[Figure collection entries]
▽

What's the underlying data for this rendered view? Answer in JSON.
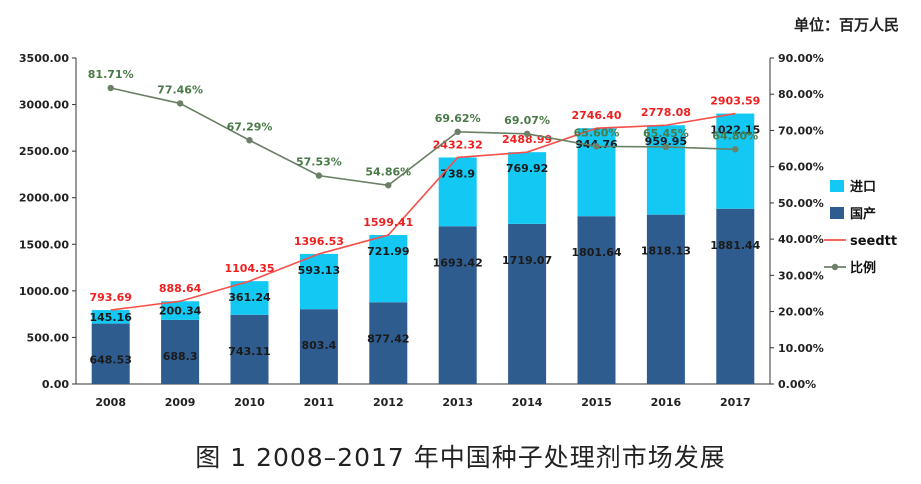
{
  "unit_label": "单位：百万人民",
  "caption": "图 1 2008–2017 年中国种子处理剂市场发展",
  "colors": {
    "domestic": "#2e5c8e",
    "import": "#14c8f4",
    "total_line": "#f5514a",
    "ratio_line": "#6b8067",
    "total_label": "#f02020",
    "ratio_label": "#4a7a48",
    "bar_label": "#1a1a1a",
    "axis": "#333333"
  },
  "chart_data": {
    "type": "bar",
    "stacked": true,
    "categories": [
      "2008",
      "2009",
      "2010",
      "2011",
      "2012",
      "2013",
      "2014",
      "2015",
      "2016",
      "2017"
    ],
    "series": [
      {
        "name": "国产",
        "axis": "left",
        "kind": "bar",
        "values": [
          648.53,
          688.3,
          743.11,
          803.4,
          877.42,
          1693.42,
          1719.07,
          1801.64,
          1818.13,
          1881.44
        ],
        "labels": [
          "648.53",
          "688.3",
          "743.11",
          "803.4",
          "877.42",
          "1693.42",
          "1719.07",
          "1801.64",
          "1818.13",
          "1881.44"
        ]
      },
      {
        "name": "进口",
        "axis": "left",
        "kind": "bar",
        "values": [
          145.16,
          200.34,
          361.24,
          593.13,
          721.99,
          738.9,
          769.92,
          944.76,
          959.95,
          1022.15
        ],
        "labels": [
          "145.16",
          "200.34",
          "361.24",
          "593.13",
          "721.99",
          "738.9",
          "769.92",
          "944.76",
          "959.95",
          "1022.15"
        ]
      },
      {
        "name": "seedtt",
        "axis": "left",
        "kind": "line",
        "values": [
          793.69,
          888.64,
          1104.35,
          1396.53,
          1599.41,
          2432.32,
          2488.99,
          2746.4,
          2778.08,
          2903.59
        ],
        "labels": [
          "793.69",
          "888.64",
          "1104.35",
          "1396.53",
          "1599.41",
          "2432.32",
          "2488.99",
          "2746.40",
          "2778.08",
          "2903.59"
        ]
      },
      {
        "name": "比例",
        "axis": "right",
        "kind": "line",
        "values": [
          81.71,
          77.46,
          67.29,
          57.53,
          54.86,
          69.62,
          69.07,
          65.6,
          65.45,
          64.8
        ],
        "labels": [
          "81.71%",
          "77.46%",
          "67.29%",
          "57.53%",
          "54.86%",
          "69.62%",
          "69.07%",
          "65.60%",
          "65.45%",
          "64.80%"
        ]
      }
    ],
    "ylim_left": [
      0,
      3500
    ],
    "ylim_right": [
      0,
      90
    ],
    "yticks_left": [
      "0.00",
      "500.00",
      "1000.00",
      "1500.00",
      "2000.00",
      "2500.00",
      "3000.00",
      "3500.00"
    ],
    "yticks_right": [
      "0.00%",
      "10.00%",
      "20.00%",
      "30.00%",
      "40.00%",
      "50.00%",
      "60.00%",
      "70.00%",
      "80.00%",
      "90.00%"
    ],
    "grid": false,
    "legend": "right"
  }
}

△

TASK PROMPT:
Print all the records again exactly; do not include any picture.

ANSWER FOR THIS EXERCISE:
What's the underlying data for this rendered view? Answer in JSON.
{
  "unit_label": "单位：百万人民",
  "caption": "图 1 2008–2017 年中国种子处理剂市场发展",
  "colors": {
    "domestic": "#2e5c8e",
    "import": "#14c8f4",
    "total_line": "#f5514a",
    "ratio_line": "#6b8067",
    "total_label": "#f02020",
    "ratio_label": "#4a7a48",
    "bar_label": "#1a1a1a",
    "axis": "#333333"
  },
  "chart_data": {
    "type": "bar",
    "stacked": true,
    "categories": [
      "2008",
      "2009",
      "2010",
      "2011",
      "2012",
      "2013",
      "2014",
      "2015",
      "2016",
      "2017"
    ],
    "series": [
      {
        "name": "国产",
        "axis": "left",
        "kind": "bar",
        "values": [
          648.53,
          688.3,
          743.11,
          803.4,
          877.42,
          1693.42,
          1719.07,
          1801.64,
          1818.13,
          1881.44
        ],
        "labels": [
          "648.53",
          "688.3",
          "743.11",
          "803.4",
          "877.42",
          "1693.42",
          "1719.07",
          "1801.64",
          "1818.13",
          "1881.44"
        ]
      },
      {
        "name": "进口",
        "axis": "left",
        "kind": "bar",
        "values": [
          145.16,
          200.34,
          361.24,
          593.13,
          721.99,
          738.9,
          769.92,
          944.76,
          959.95,
          1022.15
        ],
        "labels": [
          "145.16",
          "200.34",
          "361.24",
          "593.13",
          "721.99",
          "738.9",
          "769.92",
          "944.76",
          "959.95",
          "1022.15"
        ]
      },
      {
        "name": "seedtt",
        "axis": "left",
        "kind": "line",
        "values": [
          793.69,
          888.64,
          1104.35,
          1396.53,
          1599.41,
          2432.32,
          2488.99,
          2746.4,
          2778.08,
          2903.59
        ],
        "labels": [
          "793.69",
          "888.64",
          "1104.35",
          "1396.53",
          "1599.41",
          "2432.32",
          "2488.99",
          "2746.40",
          "2778.08",
          "2903.59"
        ]
      },
      {
        "name": "比例",
        "axis": "right",
        "kind": "line",
        "values": [
          81.71,
          77.46,
          67.29,
          57.53,
          54.86,
          69.62,
          69.07,
          65.6,
          65.45,
          64.8
        ],
        "labels": [
          "81.71%",
          "77.46%",
          "67.29%",
          "57.53%",
          "54.86%",
          "69.62%",
          "69.07%",
          "65.60%",
          "65.45%",
          "64.80%"
        ]
      }
    ],
    "ylim_left": [
      0,
      3500
    ],
    "ylim_right": [
      0,
      90
    ],
    "yticks_left": [
      "0.00",
      "500.00",
      "1000.00",
      "1500.00",
      "2000.00",
      "2500.00",
      "3000.00",
      "3500.00"
    ],
    "yticks_right": [
      "0.00%",
      "10.00%",
      "20.00%",
      "30.00%",
      "40.00%",
      "50.00%",
      "60.00%",
      "70.00%",
      "80.00%",
      "90.00%"
    ],
    "grid": false,
    "legend": "right"
  }
}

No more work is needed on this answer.